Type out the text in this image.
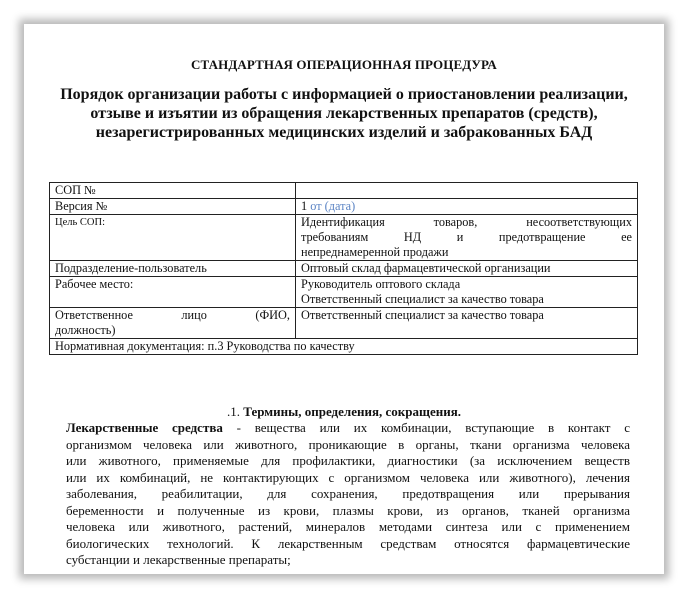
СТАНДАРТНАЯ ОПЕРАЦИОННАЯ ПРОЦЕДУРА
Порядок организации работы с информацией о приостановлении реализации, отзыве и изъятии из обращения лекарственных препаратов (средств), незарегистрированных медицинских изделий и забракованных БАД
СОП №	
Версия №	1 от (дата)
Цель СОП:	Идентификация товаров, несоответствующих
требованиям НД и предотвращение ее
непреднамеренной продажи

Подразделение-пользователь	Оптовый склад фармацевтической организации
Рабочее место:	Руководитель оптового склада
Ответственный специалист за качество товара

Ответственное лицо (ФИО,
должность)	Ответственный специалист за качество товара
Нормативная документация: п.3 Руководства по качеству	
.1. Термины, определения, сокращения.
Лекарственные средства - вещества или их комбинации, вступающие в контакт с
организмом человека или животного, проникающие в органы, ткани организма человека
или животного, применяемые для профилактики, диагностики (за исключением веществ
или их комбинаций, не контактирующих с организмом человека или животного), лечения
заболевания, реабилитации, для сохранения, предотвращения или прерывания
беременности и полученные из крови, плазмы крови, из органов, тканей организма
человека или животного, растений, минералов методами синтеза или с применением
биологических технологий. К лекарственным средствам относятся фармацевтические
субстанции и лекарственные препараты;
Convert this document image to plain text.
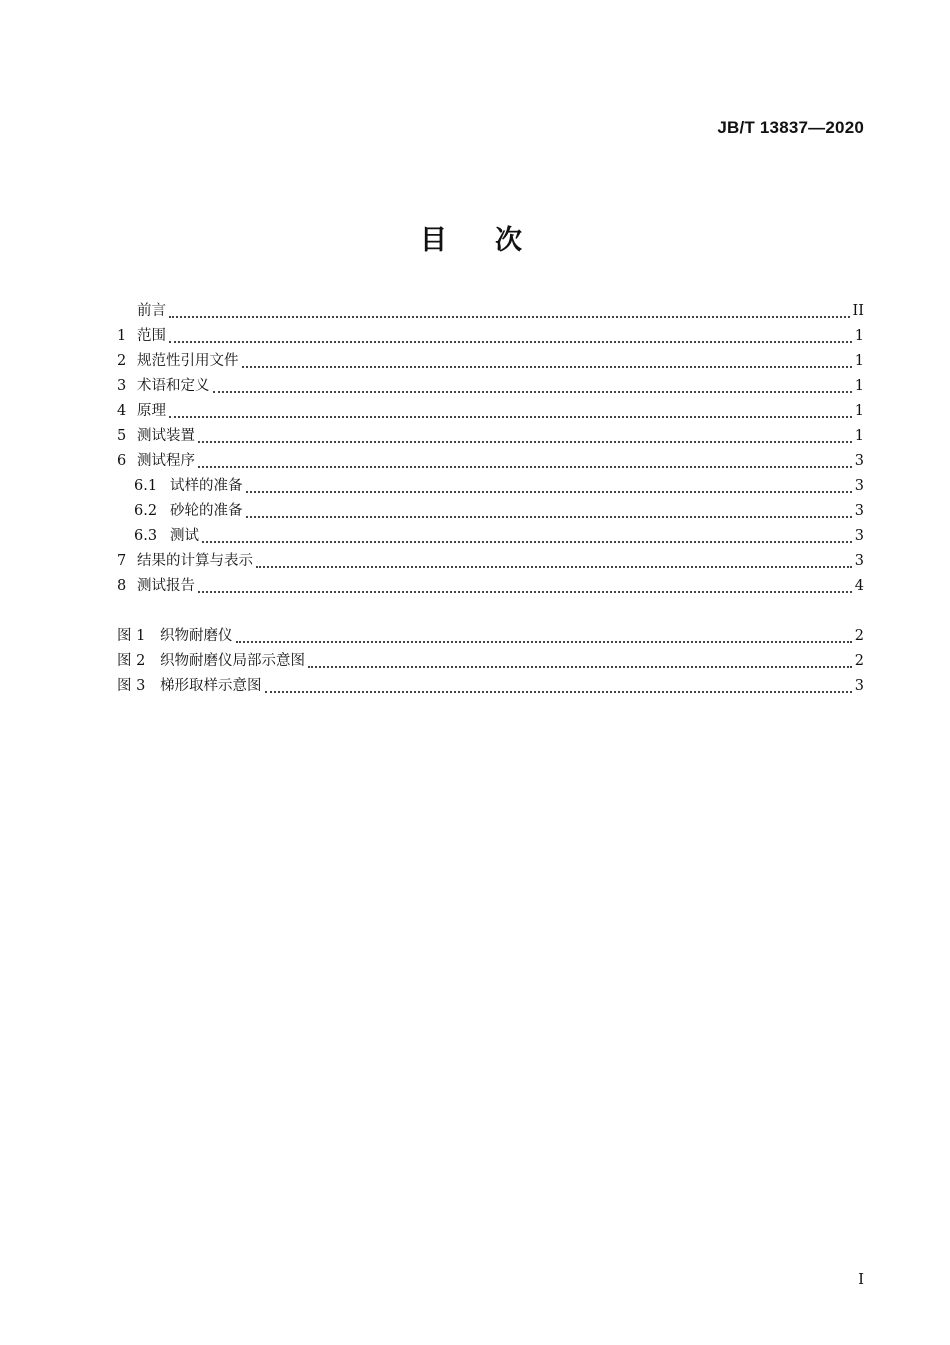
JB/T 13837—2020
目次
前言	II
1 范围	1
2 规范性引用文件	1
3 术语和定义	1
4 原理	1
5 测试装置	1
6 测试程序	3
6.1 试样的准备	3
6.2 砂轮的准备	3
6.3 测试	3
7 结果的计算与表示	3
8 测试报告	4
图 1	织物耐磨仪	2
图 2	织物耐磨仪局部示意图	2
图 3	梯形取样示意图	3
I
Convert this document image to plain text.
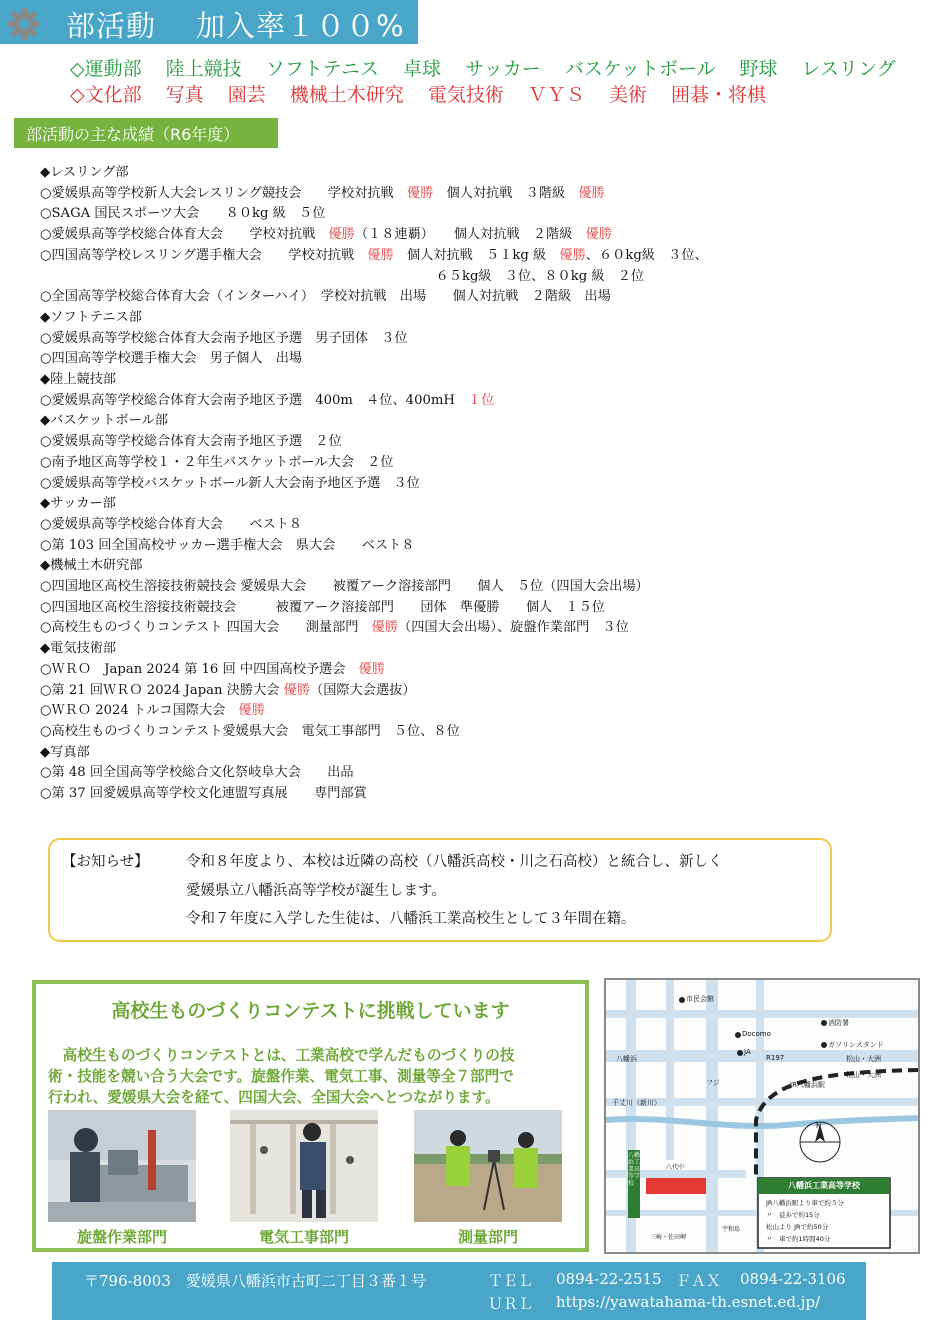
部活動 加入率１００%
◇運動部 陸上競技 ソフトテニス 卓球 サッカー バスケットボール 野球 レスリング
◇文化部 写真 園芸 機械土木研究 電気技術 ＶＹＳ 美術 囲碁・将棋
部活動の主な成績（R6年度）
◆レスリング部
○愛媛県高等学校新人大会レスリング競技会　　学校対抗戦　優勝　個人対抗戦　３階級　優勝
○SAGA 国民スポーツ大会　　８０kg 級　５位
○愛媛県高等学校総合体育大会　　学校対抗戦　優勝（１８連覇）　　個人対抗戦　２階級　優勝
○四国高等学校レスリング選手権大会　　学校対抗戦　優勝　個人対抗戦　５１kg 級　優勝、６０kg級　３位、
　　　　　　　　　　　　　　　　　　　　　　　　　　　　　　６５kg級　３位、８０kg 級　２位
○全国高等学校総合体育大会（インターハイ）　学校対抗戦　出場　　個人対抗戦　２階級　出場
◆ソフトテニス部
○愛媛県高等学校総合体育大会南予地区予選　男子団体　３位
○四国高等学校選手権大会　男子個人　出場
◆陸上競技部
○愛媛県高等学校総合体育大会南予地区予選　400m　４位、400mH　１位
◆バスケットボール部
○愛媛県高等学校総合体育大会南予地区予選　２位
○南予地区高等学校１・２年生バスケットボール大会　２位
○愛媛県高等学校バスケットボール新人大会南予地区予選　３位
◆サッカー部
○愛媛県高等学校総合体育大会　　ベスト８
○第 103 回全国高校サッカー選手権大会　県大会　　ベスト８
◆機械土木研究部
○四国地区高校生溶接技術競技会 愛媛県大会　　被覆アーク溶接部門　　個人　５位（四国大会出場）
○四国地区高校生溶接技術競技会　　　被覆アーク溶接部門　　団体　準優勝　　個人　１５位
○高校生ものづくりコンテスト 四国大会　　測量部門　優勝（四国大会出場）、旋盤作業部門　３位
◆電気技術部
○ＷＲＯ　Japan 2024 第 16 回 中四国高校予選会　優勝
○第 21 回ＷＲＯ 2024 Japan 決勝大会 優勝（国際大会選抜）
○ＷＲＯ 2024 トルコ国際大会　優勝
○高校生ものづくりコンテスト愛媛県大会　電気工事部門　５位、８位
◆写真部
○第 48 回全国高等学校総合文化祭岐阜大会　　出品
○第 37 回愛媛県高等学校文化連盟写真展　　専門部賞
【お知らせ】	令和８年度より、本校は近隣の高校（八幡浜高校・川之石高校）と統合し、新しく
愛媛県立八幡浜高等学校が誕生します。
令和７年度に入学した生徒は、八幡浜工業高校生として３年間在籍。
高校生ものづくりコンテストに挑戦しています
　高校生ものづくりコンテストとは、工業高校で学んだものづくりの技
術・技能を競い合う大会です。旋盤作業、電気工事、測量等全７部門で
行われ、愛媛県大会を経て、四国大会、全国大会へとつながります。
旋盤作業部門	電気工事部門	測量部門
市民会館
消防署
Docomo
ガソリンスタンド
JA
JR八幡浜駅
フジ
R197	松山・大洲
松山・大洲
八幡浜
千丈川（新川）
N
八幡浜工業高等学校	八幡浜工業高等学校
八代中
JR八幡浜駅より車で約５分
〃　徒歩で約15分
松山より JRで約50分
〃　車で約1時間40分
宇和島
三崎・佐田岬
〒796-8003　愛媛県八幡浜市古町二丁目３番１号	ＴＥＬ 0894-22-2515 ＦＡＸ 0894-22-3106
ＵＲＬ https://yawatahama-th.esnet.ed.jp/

> **Given problem**
Of the lines above, how many hold the string "организмом"? Answer with only the number.

> **Exercise output**
2